What you are asked to do:
Write out all of the records precisely. Skip anything that is a picture.
#### Supplied records
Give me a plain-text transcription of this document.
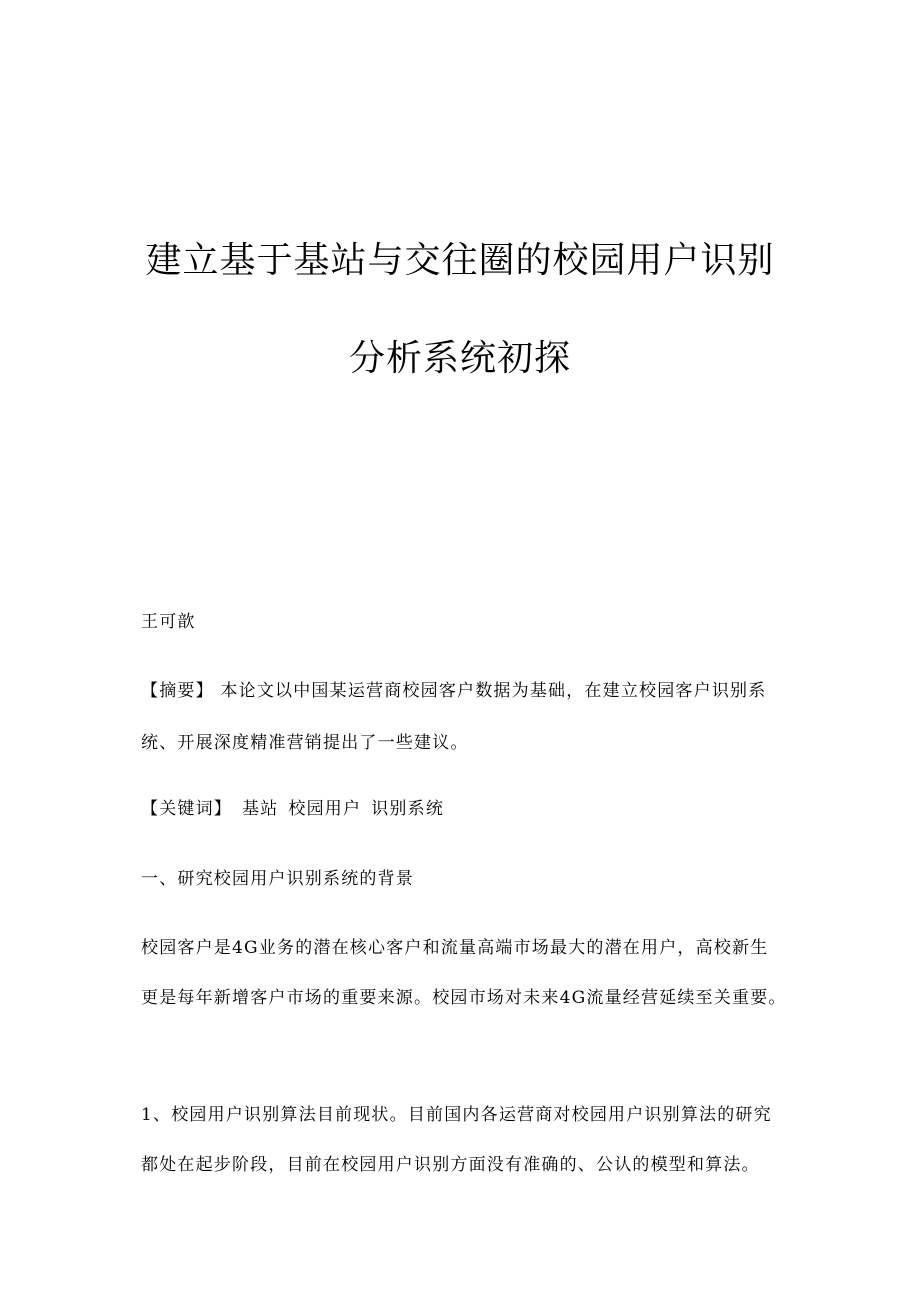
建立基于基站与交往圈的校园用户识别
分析系统初探
王可歆
【摘要】 本论文以中国某运营商校园客户数据为基础，在建立校园客户识别系
统、开展深度精准营销提出了一些建议。
【关键词】 基站 校园用户 识别系统
一、研究校园用户识别系统的背景
校园客户是4G业务的潜在核心客户和流量高端市场最大的潜在用户，高校新生
更是每年新增客户市场的重要来源。校园市场对未来4G流量经营延续至关重要。
1、校园用户识别算法目前现状。目前国内各运营商对校园用户识别算法的研究
都处在起步阶段，目前在校园用户识别方面没有准确的、公认的模型和算法。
########
Result of the exercise:
Give me a plain-text transcription of this document.
建立基于基站与交往圈的校园用户识别
分析系统初探
王可歆
【摘要】 本论文以中国某运营商校园客户数据为基础，在建立校园客户识别系
统、开展深度精准营销提出了一些建议。
【关键词】 基站 校园用户 识别系统
一、研究校园用户识别系统的背景
校园客户是4G业务的潜在核心客户和流量高端市场最大的潜在用户，高校新生
更是每年新增客户市场的重要来源。校园市场对未来4G流量经营延续至关重要。
1、校园用户识别算法目前现状。目前国内各运营商对校园用户识别算法的研究
都处在起步阶段，目前在校园用户识别方面没有准确的、公认的模型和算法。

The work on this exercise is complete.